**Required action A:** In the article on Europe's second COVID wave, rewrite everything from "Europe's second wave" down to "the increased testing.", replacing each "second wave" with "resurgence".
**Required action B:**
Answer these questions using the article on Europe's second COVID wave.
(i) Whose post detailed Europe's second wave of COVID deaths, and on what date?
(ii) Where was the COVID-19 data for the analysis found?
(iii) What measure does that data use to compare trends across countries?
**Required action C:** Continue the article on Europe's second COVID wave from its last sentence.

**Reading passage:**

:::

Europe's second wave suggests COVID pandemic could have been avoided

Thomas Lifson's 10/26/2020 informative post detailed how Europe is now experiencing a second wave of COVID deaths.  The American mainstream media echoed the claim about the COVID spike in Europe and are also claiming that a similar one is happening in the USA based mostly on increased positive tests.  However, that trend correlates closely with the increased testing. 

Unbiased COVID-19 data for this analysis was found in an interactive chart from Our World in Data.  Their COVID-19 data uses a seven-day moving average of daily deaths per million people to make it easier to compare trends for large and small countries.  I selected data for the USA and several individual European countries that posted a significant second wave trend starting around September.  The data in Chart 1 below clearly show that all these countries experienced a major spike in deaths from March to mid-April and confirm the second surge in Europe.  However, evidence of a similar surge in the U.S. is not clear.  The U.S. trend since the middle of June did not go as low and stayed relatively flat.  I am not sure about the data from elsewhere, but I suspect that the U.S. numbers are inflated (+25%) due to the many deaths reported with COVID being counted the same as those confirmed to have died from COVID.

:::

[Records from a data source]
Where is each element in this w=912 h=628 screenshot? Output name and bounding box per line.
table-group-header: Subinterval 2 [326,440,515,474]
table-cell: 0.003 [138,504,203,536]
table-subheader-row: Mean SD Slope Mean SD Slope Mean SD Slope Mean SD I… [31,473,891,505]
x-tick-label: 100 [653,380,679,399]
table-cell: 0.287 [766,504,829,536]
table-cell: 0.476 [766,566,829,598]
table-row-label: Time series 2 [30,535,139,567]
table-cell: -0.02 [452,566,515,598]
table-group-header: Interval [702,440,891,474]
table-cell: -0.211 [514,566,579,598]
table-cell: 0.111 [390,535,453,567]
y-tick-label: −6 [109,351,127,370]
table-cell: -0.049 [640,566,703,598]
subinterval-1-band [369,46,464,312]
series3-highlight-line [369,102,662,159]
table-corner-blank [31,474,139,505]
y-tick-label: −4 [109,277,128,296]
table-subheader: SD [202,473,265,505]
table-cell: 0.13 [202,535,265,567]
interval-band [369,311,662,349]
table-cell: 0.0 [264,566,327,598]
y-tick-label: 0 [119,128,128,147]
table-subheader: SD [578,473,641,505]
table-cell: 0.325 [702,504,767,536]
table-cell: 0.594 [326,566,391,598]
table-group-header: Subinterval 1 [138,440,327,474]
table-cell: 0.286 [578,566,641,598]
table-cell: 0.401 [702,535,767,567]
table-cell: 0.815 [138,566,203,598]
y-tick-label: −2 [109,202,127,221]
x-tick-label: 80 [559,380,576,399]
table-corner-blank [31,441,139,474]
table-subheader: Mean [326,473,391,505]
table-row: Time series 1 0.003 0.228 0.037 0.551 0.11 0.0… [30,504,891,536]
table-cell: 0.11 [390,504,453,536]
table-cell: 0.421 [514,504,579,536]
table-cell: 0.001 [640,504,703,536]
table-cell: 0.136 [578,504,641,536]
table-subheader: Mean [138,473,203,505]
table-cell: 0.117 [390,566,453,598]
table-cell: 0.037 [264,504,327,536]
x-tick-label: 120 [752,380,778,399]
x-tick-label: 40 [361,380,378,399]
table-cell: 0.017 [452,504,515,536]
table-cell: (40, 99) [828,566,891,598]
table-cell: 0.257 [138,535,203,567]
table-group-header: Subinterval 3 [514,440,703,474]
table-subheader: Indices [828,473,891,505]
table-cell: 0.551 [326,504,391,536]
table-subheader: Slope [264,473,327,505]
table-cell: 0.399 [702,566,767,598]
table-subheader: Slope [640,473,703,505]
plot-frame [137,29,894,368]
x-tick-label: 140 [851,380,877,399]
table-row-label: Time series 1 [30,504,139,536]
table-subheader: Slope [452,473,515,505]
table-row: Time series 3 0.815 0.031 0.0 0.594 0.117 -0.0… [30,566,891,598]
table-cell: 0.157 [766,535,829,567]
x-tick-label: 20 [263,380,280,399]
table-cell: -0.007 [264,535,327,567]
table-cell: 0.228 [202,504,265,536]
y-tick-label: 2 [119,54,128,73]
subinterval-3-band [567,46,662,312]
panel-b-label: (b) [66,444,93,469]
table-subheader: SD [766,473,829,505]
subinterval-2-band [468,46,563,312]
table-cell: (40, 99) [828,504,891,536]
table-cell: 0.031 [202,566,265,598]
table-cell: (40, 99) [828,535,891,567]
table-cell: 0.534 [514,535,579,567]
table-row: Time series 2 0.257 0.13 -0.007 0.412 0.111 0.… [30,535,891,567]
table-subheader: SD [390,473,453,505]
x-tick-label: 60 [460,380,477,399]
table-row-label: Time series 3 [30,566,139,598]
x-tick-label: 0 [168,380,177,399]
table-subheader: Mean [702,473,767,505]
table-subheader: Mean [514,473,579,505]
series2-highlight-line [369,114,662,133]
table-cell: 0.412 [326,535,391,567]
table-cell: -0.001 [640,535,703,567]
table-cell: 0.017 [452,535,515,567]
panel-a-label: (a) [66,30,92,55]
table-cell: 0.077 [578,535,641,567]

:::

**Final answer A:**
Europe's resurgence suggests COVID pandemic could have been avoided

Thomas Lifson's 10/26/2020 informative post detailed how Europe is now experiencing a resurgence of COVID deaths.  The American mainstream media echoed the claim about the COVID spike in Europe and are also claiming that a similar one is happening in the USA based mostly on increased positive tests.  However, that trend correlates closely with the increased testing.

**Final answer B:**
(i) Thomas Lifson's, dated 10/26/2020.
(ii) In an interactive chart from Our World in Data.
(iii) A seven-day moving average of daily deaths per million people.

**Final answer C:**
At the beginning of the pandemic, the initial hysteria focused on Italy because it got infected first due to hosting thousands of visitors from China for the latter's Belt and Road initiative.  However, the highest per capita deaths were actually in relatively small Belgium.  From July through September, the average daily deaths for most European countries remained under 1 per million, while the U.S. never got below 2.  At the time, it looked as though the pandemic was over for Europe, but not for the U.S.  Although Germany had had the largest death count in the second surge, when viewed using the deaths per million metric, the upward trend in Germany with its large population was insignificant compared to Belgium, Spain, France, and others.

Some of the same data from Chart 1 has been consolidated in Chart 2 below.  Sweden and India were added to make a totally different comparison.  India is there because of an independent analysis titled "Early treatment with hydroxychloroquine: a country-based analysis."  It identified India as an early and widespread user of HCQ.  The referenced analysis reviewed "[m]any countries that adopted or declined early treatment with HCQ, effectively forming a large trial with 1.8 billion people in the treatment group and 663 million in the control group."  Their analysis found that the countries using HCQ early and extensively had 70.7% lower total deaths.  Although India is a relatively poor country and has a less robust medical infrastructure, and its lockdowns and mask mandates were minimal and likely undercounted COVID deaths, its low death trend was consistent with other heavily HCQ-using countries.  Additionally, India's over–1 billion population provided a huge sample size.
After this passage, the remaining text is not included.